Data entries ▸
- - - - - - -
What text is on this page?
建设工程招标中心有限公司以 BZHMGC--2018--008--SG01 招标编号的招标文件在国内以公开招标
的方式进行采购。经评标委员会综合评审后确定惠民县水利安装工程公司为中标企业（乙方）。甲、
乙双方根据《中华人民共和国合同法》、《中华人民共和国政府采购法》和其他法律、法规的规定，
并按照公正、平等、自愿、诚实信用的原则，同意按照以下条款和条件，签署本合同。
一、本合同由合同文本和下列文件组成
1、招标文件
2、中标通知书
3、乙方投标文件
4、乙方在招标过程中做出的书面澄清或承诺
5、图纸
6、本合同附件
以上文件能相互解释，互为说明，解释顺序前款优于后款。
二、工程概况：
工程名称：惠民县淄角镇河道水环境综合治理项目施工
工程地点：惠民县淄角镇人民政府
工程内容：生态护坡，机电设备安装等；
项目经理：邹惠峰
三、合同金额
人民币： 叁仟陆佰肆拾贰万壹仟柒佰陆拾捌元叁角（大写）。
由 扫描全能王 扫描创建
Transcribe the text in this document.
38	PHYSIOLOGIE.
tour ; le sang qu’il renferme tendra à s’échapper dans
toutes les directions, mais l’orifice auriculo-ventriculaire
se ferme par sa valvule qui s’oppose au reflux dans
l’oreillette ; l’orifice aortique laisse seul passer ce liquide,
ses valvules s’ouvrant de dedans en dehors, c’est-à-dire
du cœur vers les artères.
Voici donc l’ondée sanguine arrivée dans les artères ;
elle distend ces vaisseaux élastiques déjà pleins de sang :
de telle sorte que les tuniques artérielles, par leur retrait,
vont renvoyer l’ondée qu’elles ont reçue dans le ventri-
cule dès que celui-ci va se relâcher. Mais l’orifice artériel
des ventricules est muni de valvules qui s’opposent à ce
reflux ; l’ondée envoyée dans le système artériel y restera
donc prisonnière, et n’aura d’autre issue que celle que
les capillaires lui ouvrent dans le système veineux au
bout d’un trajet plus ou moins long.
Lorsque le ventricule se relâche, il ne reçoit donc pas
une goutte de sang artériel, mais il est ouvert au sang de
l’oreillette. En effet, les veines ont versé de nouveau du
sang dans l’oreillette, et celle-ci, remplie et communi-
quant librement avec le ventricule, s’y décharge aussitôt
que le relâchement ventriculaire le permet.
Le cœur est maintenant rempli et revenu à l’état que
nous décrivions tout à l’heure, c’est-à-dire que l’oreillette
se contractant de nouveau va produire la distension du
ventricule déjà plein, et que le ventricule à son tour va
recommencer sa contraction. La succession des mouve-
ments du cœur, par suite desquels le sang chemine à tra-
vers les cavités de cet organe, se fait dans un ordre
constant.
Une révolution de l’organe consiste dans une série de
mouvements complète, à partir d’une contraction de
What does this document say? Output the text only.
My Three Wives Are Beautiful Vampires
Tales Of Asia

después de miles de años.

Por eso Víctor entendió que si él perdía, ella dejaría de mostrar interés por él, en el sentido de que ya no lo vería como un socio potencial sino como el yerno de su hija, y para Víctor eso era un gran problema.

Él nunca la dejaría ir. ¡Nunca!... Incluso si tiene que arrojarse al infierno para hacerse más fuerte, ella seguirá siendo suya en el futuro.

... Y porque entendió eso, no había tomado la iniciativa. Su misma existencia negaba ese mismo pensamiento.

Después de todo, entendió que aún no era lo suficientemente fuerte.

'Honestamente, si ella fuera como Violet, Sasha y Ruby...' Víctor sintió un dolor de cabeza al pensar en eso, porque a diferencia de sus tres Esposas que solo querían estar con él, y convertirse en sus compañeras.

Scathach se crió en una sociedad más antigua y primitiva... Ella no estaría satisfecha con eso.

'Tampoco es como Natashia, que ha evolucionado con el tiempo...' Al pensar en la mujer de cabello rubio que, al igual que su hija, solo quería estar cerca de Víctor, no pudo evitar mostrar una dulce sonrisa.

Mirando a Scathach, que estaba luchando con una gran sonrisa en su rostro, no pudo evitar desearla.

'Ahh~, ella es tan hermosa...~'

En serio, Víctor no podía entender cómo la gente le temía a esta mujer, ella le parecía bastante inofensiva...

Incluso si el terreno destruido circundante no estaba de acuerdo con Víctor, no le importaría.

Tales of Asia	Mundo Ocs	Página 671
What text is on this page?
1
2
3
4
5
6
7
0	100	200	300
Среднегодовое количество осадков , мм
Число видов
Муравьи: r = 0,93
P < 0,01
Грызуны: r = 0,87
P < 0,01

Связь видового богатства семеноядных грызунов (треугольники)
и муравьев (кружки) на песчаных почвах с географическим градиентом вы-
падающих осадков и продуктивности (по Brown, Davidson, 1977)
- - - - - - -
Exercise details ▸
Every line of the data above should be copied exactly.

Exercise solution ▸
What text is on this page?
建设工程招标中心有限公司以 BZHMGC--2018--008--SG01 招标编号的招标文件在国内以公开招标
的方式进行采购。经评标委员会综合评审后确定惠民县水利安装工程公司为中标企业（乙方）。甲、
乙双方根据《中华人民共和国合同法》、《中华人民共和国政府采购法》和其他法律、法规的规定，
并按照公正、平等、自愿、诚实信用的原则，同意按照以下条款和条件，签署本合同。
一、本合同由合同文本和下列文件组成
1、招标文件
2、中标通知书
3、乙方投标文件
4、乙方在招标过程中做出的书面澄清或承诺
5、图纸
6、本合同附件
以上文件能相互解释，互为说明，解释顺序前款优于后款。
二、工程概况：
工程名称：惠民县淄角镇河道水环境综合治理项目施工
工程地点：惠民县淄角镇人民政府
工程内容：生态护坡，机电设备安装等；
项目经理：邹惠峰
三、合同金额
人民币： 叁仟陆佰肆拾贰万壹仟柒佰陆拾捌元叁角（大写）。
由 扫描全能王 扫描创建
Transcribe the text in this document.
38	PHYSIOLOGIE.
tour ; le sang qu’il renferme tendra à s’échapper dans
toutes les directions, mais l’orifice auriculo-ventriculaire
se ferme par sa valvule qui s’oppose au reflux dans
l’oreillette ; l’orifice aortique laisse seul passer ce liquide,
ses valvules s’ouvrant de dedans en dehors, c’est-à-dire
du cœur vers les artères.
Voici donc l’ondée sanguine arrivée dans les artères ;
elle distend ces vaisseaux élastiques déjà pleins de sang :
de telle sorte que les tuniques artérielles, par leur retrait,
vont renvoyer l’ondée qu’elles ont reçue dans le ventri-
cule dès que celui-ci va se relâcher. Mais l’orifice artériel
des ventricules est muni de valvules qui s’opposent à ce
reflux ; l’ondée envoyée dans le système artériel y restera
donc prisonnière, et n’aura d’autre issue que celle que
les capillaires lui ouvrent dans le système veineux au
bout d’un trajet plus ou moins long.
Lorsque le ventricule se relâche, il ne reçoit donc pas
une goutte de sang artériel, mais il est ouvert au sang de
l’oreillette. En effet, les veines ont versé de nouveau du
sang dans l’oreillette, et celle-ci, remplie et communi-
quant librement avec le ventricule, s’y décharge aussitôt
que le relâchement ventriculaire le permet.
Le cœur est maintenant rempli et revenu à l’état que
nous décrivions tout à l’heure, c’est-à-dire que l’oreillette
se contractant de nouveau va produire la distension du
ventricule déjà plein, et que le ventricule à son tour va
recommencer sa contraction. La succession des mouve-
ments du cœur, par suite desquels le sang chemine à tra-
vers les cavités de cet organe, se fait dans un ordre
constant.
Une révolution de l’organe consiste dans une série de
mouvements complète, à partir d’une contraction de
What does this document say? Output the text only.
My Three Wives Are Beautiful Vampires
Tales Of Asia

después de miles de años.

Por eso Víctor entendió que si él perdía, ella dejaría de mostrar interés por él, en el sentido de que ya no lo vería como un socio potencial sino como el yerno de su hija, y para Víctor eso era un gran problema.

Él nunca la dejaría ir. ¡Nunca!... Incluso si tiene que arrojarse al infierno para hacerse más fuerte, ella seguirá siendo suya en el futuro.

... Y porque entendió eso, no había tomado la iniciativa. Su misma existencia negaba ese mismo pensamiento.

Después de todo, entendió que aún no era lo suficientemente fuerte.

'Honestamente, si ella fuera como Violet, Sasha y Ruby...' Víctor sintió un dolor de cabeza al pensar en eso, porque a diferencia de sus tres Esposas que solo querían estar con él, y convertirse en sus compañeras.

Scathach se crió en una sociedad más antigua y primitiva... Ella no estaría satisfecha con eso.

'Tampoco es como Natashia, que ha evolucionado con el tiempo...' Al pensar en la mujer de cabello rubio que, al igual que su hija, solo quería estar cerca de Víctor, no pudo evitar mostrar una dulce sonrisa.

Mirando a Scathach, que estaba luchando con una gran sonrisa en su rostro, no pudo evitar desearla.

'Ahh~, ella es tan hermosa...~'

En serio, Víctor no podía entender cómo la gente le temía a esta mujer, ella le parecía bastante inofensiva...

Incluso si el terreno destruido circundante no estaba de acuerdo con Víctor, no le importaría.

Tales of Asia	Mundo Ocs	Página 671
What text is on this page?
1
2
3
4
5
6
7
0	100	200	300
Среднегодовое количество осадков , мм
Число видов
Муравьи: r = 0,93
P < 0,01
Грызуны: r = 0,87
P < 0,01

Связь видового богатства семеноядных грызунов (треугольники)
и муравьев (кружки) на песчаных почвах с географическим градиентом вы-
падающих осадков и продуктивности (по Brown, Davidson, 1977)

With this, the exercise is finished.